SUPPLIED INFORMATION.
....

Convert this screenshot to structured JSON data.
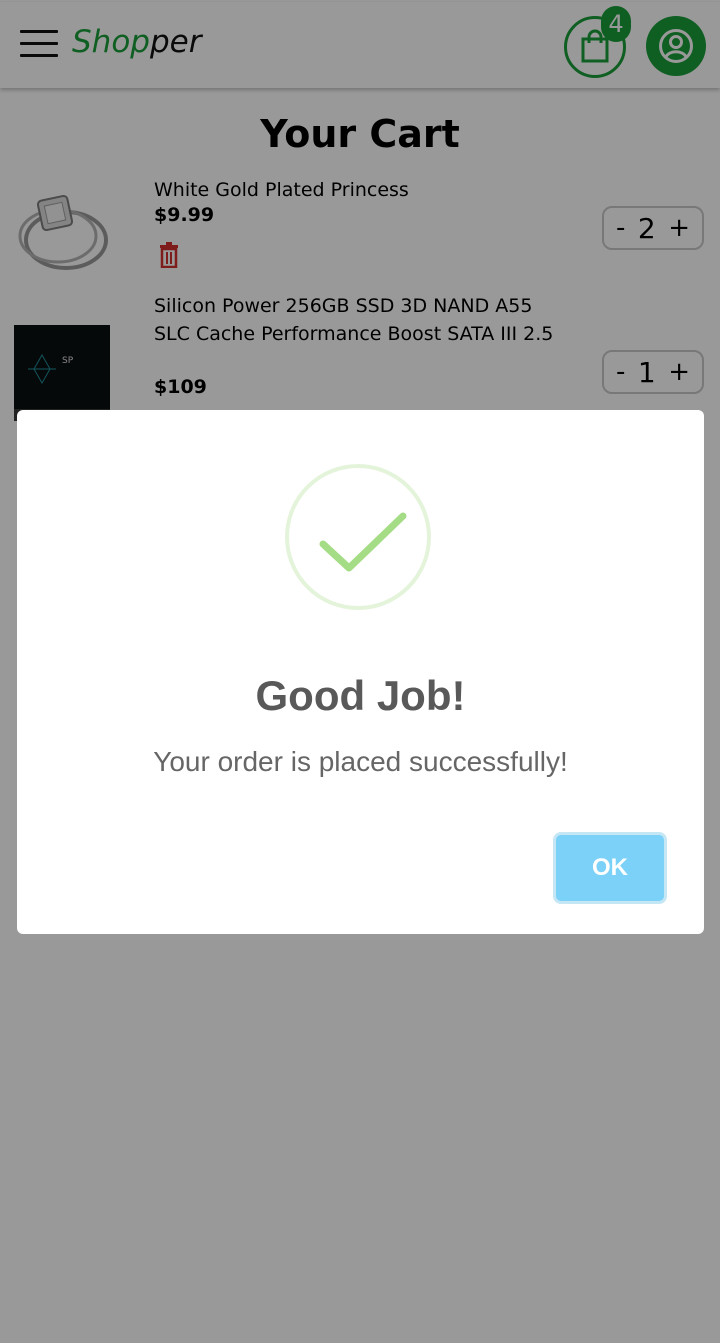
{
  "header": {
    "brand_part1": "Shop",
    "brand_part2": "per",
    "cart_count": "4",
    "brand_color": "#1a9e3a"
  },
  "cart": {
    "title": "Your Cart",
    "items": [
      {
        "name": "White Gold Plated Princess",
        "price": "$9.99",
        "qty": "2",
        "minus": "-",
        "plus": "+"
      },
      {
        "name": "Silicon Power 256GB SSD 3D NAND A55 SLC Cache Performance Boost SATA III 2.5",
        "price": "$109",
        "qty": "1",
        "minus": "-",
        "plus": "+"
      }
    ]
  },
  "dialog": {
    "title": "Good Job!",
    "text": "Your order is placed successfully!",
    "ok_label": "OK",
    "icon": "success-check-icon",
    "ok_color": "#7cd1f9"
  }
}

....

WHAT YOU SHOULD DO. Exclude the images, then output the data above word for word.

REPLY.
Convert this screenshot to structured JSON data.
{
  "header": {
    "brand_part1": "Shop",
    "brand_part2": "per",
    "cart_count": "4",
    "brand_color": "#1a9e3a"
  },
  "cart": {
    "title": "Your Cart",
    "items": [
      {
        "name": "White Gold Plated Princess",
        "price": "$9.99",
        "qty": "2",
        "minus": "-",
        "plus": "+"
      },
      {
        "name": "Silicon Power 256GB SSD 3D NAND A55 SLC Cache Performance Boost SATA III 2.5",
        "price": "$109",
        "qty": "1",
        "minus": "-",
        "plus": "+"
      }
    ]
  },
  "dialog": {
    "title": "Good Job!",
    "text": "Your order is placed successfully!",
    "ok_label": "OK",
    "icon": "success-check-icon",
    "ok_color": "#7cd1f9"
  }
}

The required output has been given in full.